[EXTRACTED DATA start]

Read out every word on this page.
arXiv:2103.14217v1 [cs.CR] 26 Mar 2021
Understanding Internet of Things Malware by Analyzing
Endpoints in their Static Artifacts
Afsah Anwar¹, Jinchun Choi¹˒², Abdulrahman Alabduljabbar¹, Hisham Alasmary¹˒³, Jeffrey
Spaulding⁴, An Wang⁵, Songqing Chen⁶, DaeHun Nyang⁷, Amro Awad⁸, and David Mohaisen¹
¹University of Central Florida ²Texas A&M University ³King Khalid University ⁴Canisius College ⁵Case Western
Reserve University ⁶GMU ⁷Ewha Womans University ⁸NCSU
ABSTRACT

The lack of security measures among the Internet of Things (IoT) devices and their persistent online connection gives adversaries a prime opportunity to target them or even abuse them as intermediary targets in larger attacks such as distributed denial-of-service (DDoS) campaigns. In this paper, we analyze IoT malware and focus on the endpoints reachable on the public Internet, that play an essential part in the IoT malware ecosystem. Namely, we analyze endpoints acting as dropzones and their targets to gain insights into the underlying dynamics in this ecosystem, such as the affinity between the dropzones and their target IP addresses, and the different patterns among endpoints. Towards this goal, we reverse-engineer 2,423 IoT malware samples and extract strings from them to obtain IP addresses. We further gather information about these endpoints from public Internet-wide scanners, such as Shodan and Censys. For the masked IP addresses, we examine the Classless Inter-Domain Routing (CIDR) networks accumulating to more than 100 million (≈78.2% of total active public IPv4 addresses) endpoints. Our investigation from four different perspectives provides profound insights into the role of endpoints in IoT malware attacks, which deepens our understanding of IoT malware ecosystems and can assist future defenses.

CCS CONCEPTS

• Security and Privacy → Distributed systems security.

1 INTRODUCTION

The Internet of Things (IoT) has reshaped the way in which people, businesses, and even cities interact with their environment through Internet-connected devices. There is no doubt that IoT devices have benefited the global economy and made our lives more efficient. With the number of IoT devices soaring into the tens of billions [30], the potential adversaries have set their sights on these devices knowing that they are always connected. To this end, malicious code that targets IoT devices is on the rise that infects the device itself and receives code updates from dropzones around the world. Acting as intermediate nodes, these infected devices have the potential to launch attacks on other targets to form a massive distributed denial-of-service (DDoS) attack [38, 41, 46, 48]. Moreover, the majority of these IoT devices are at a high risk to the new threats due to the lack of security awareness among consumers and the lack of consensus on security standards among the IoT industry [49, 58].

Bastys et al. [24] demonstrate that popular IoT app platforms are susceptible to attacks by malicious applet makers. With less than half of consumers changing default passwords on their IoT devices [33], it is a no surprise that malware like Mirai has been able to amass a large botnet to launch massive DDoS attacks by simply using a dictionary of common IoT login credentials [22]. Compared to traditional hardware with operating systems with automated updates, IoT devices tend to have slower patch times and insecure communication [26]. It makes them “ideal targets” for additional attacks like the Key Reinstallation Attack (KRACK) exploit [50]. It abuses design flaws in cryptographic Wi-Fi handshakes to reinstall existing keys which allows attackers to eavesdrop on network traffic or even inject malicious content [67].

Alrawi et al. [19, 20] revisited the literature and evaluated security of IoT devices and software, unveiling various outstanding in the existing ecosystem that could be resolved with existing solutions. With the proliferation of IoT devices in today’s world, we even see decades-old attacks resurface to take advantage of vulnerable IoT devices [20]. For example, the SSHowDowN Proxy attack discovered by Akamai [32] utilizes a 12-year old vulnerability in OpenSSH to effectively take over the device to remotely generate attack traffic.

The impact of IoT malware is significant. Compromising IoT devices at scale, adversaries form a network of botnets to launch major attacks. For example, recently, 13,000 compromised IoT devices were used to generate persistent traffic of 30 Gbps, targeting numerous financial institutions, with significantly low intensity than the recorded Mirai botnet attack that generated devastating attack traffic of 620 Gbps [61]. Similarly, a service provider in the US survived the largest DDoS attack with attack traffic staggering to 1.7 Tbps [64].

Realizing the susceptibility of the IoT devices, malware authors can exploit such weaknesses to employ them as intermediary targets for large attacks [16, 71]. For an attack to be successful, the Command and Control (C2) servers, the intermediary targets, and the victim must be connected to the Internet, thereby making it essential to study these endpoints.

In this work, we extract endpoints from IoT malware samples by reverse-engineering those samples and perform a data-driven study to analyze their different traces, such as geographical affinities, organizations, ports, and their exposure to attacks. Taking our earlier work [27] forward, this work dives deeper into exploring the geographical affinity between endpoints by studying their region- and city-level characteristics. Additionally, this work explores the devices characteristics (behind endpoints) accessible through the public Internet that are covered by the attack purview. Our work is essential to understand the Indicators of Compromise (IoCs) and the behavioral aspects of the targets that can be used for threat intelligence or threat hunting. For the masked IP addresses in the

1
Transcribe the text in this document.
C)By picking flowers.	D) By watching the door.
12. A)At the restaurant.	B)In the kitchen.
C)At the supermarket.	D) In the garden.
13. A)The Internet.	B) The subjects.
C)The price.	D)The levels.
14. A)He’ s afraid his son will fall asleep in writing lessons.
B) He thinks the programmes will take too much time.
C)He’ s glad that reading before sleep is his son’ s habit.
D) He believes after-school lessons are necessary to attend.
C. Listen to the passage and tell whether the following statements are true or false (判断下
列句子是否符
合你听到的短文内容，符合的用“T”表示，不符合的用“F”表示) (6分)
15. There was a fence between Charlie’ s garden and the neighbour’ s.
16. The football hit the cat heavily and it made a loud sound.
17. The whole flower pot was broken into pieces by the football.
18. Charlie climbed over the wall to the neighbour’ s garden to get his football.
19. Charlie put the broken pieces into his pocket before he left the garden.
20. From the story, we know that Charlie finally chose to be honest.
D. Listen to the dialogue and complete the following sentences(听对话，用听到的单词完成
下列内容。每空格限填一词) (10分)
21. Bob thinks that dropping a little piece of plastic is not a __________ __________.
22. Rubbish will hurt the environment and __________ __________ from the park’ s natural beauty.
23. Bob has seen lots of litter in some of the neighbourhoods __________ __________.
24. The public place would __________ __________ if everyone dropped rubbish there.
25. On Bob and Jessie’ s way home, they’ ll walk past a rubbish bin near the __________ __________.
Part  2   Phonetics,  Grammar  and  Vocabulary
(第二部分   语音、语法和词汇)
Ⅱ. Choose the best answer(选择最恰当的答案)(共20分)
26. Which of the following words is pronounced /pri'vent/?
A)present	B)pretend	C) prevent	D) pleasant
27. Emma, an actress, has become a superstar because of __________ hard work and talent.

[EXTRACTED DATA end]

Quote each line of the listing above exactly.

Read out every word on this page.
arXiv:2103.14217v1 [cs.CR] 26 Mar 2021
Understanding Internet of Things Malware by Analyzing
Endpoints in their Static Artifacts
Afsah Anwar¹, Jinchun Choi¹˒², Abdulrahman Alabduljabbar¹, Hisham Alasmary¹˒³, Jeffrey
Spaulding⁴, An Wang⁵, Songqing Chen⁶, DaeHun Nyang⁷, Amro Awad⁸, and David Mohaisen¹
¹University of Central Florida ²Texas A&M University ³King Khalid University ⁴Canisius College ⁵Case Western
Reserve University ⁶GMU ⁷Ewha Womans University ⁸NCSU
ABSTRACT

The lack of security measures among the Internet of Things (IoT) devices and their persistent online connection gives adversaries a prime opportunity to target them or even abuse them as intermediary targets in larger attacks such as distributed denial-of-service (DDoS) campaigns. In this paper, we analyze IoT malware and focus on the endpoints reachable on the public Internet, that play an essential part in the IoT malware ecosystem. Namely, we analyze endpoints acting as dropzones and their targets to gain insights into the underlying dynamics in this ecosystem, such as the affinity between the dropzones and their target IP addresses, and the different patterns among endpoints. Towards this goal, we reverse-engineer 2,423 IoT malware samples and extract strings from them to obtain IP addresses. We further gather information about these endpoints from public Internet-wide scanners, such as Shodan and Censys. For the masked IP addresses, we examine the Classless Inter-Domain Routing (CIDR) networks accumulating to more than 100 million (≈78.2% of total active public IPv4 addresses) endpoints. Our investigation from four different perspectives provides profound insights into the role of endpoints in IoT malware attacks, which deepens our understanding of IoT malware ecosystems and can assist future defenses.

CCS CONCEPTS

• Security and Privacy → Distributed systems security.

1 INTRODUCTION

The Internet of Things (IoT) has reshaped the way in which people, businesses, and even cities interact with their environment through Internet-connected devices. There is no doubt that IoT devices have benefited the global economy and made our lives more efficient. With the number of IoT devices soaring into the tens of billions [30], the potential adversaries have set their sights on these devices knowing that they are always connected. To this end, malicious code that targets IoT devices is on the rise that infects the device itself and receives code updates from dropzones around the world. Acting as intermediate nodes, these infected devices have the potential to launch attacks on other targets to form a massive distributed denial-of-service (DDoS) attack [38, 41, 46, 48]. Moreover, the majority of these IoT devices are at a high risk to the new threats due to the lack of security awareness among consumers and the lack of consensus on security standards among the IoT industry [49, 58].

Bastys et al. [24] demonstrate that popular IoT app platforms are susceptible to attacks by malicious applet makers. With less than half of consumers changing default passwords on their IoT devices [33], it is a no surprise that malware like Mirai has been able to amass a large botnet to launch massive DDoS attacks by simply using a dictionary of common IoT login credentials [22]. Compared to traditional hardware with operating systems with automated updates, IoT devices tend to have slower patch times and insecure communication [26]. It makes them “ideal targets” for additional attacks like the Key Reinstallation Attack (KRACK) exploit [50]. It abuses design flaws in cryptographic Wi-Fi handshakes to reinstall existing keys which allows attackers to eavesdrop on network traffic or even inject malicious content [67].

Alrawi et al. [19, 20] revisited the literature and evaluated security of IoT devices and software, unveiling various outstanding in the existing ecosystem that could be resolved with existing solutions. With the proliferation of IoT devices in today’s world, we even see decades-old attacks resurface to take advantage of vulnerable IoT devices [20]. For example, the SSHowDowN Proxy attack discovered by Akamai [32] utilizes a 12-year old vulnerability in OpenSSH to effectively take over the device to remotely generate attack traffic.

The impact of IoT malware is significant. Compromising IoT devices at scale, adversaries form a network of botnets to launch major attacks. For example, recently, 13,000 compromised IoT devices were used to generate persistent traffic of 30 Gbps, targeting numerous financial institutions, with significantly low intensity than the recorded Mirai botnet attack that generated devastating attack traffic of 620 Gbps [61]. Similarly, a service provider in the US survived the largest DDoS attack with attack traffic staggering to 1.7 Tbps [64].

Realizing the susceptibility of the IoT devices, malware authors can exploit such weaknesses to employ them as intermediary targets for large attacks [16, 71]. For an attack to be successful, the Command and Control (C2) servers, the intermediary targets, and the victim must be connected to the Internet, thereby making it essential to study these endpoints.

In this work, we extract endpoints from IoT malware samples by reverse-engineering those samples and perform a data-driven study to analyze their different traces, such as geographical affinities, organizations, ports, and their exposure to attacks. Taking our earlier work [27] forward, this work dives deeper into exploring the geographical affinity between endpoints by studying their region- and city-level characteristics. Additionally, this work explores the devices characteristics (behind endpoints) accessible through the public Internet that are covered by the attack purview. Our work is essential to understand the Indicators of Compromise (IoCs) and the behavioral aspects of the targets that can be used for threat intelligence or threat hunting. For the masked IP addresses in the

1
Transcribe the text in this document.
C)By picking flowers.	D) By watching the door.
12. A)At the restaurant.	B)In the kitchen.
C)At the supermarket.	D) In the garden.
13. A)The Internet.	B) The subjects.
C)The price.	D)The levels.
14. A)He’ s afraid his son will fall asleep in writing lessons.
B) He thinks the programmes will take too much time.
C)He’ s glad that reading before sleep is his son’ s habit.
D) He believes after-school lessons are necessary to attend.
C. Listen to the passage and tell whether the following statements are true or false (判断下
列句子是否符
合你听到的短文内容，符合的用“T”表示，不符合的用“F”表示) (6分)
15. There was a fence between Charlie’ s garden and the neighbour’ s.
16. The football hit the cat heavily and it made a loud sound.
17. The whole flower pot was broken into pieces by the football.
18. Charlie climbed over the wall to the neighbour’ s garden to get his football.
19. Charlie put the broken pieces into his pocket before he left the garden.
20. From the story, we know that Charlie finally chose to be honest.
D. Listen to the dialogue and complete the following sentences(听对话，用听到的单词完成
下列内容。每空格限填一词) (10分)
21. Bob thinks that dropping a little piece of plastic is not a __________ __________.
22. Rubbish will hurt the environment and __________ __________ from the park’ s natural beauty.
23. Bob has seen lots of litter in some of the neighbourhoods __________ __________.
24. The public place would __________ __________ if everyone dropped rubbish there.
25. On Bob and Jessie’ s way home, they’ ll walk past a rubbish bin near the __________ __________.
Part  2   Phonetics,  Grammar  and  Vocabulary
(第二部分   语音、语法和词汇)
Ⅱ. Choose the best answer(选择最恰当的答案)(共20分)
26. Which of the following words is pronounced /pri'vent/?
A)present	B)pretend	C) prevent	D) pleasant
27. Emma, an actress, has become a superstar because of __________ hard work and talent.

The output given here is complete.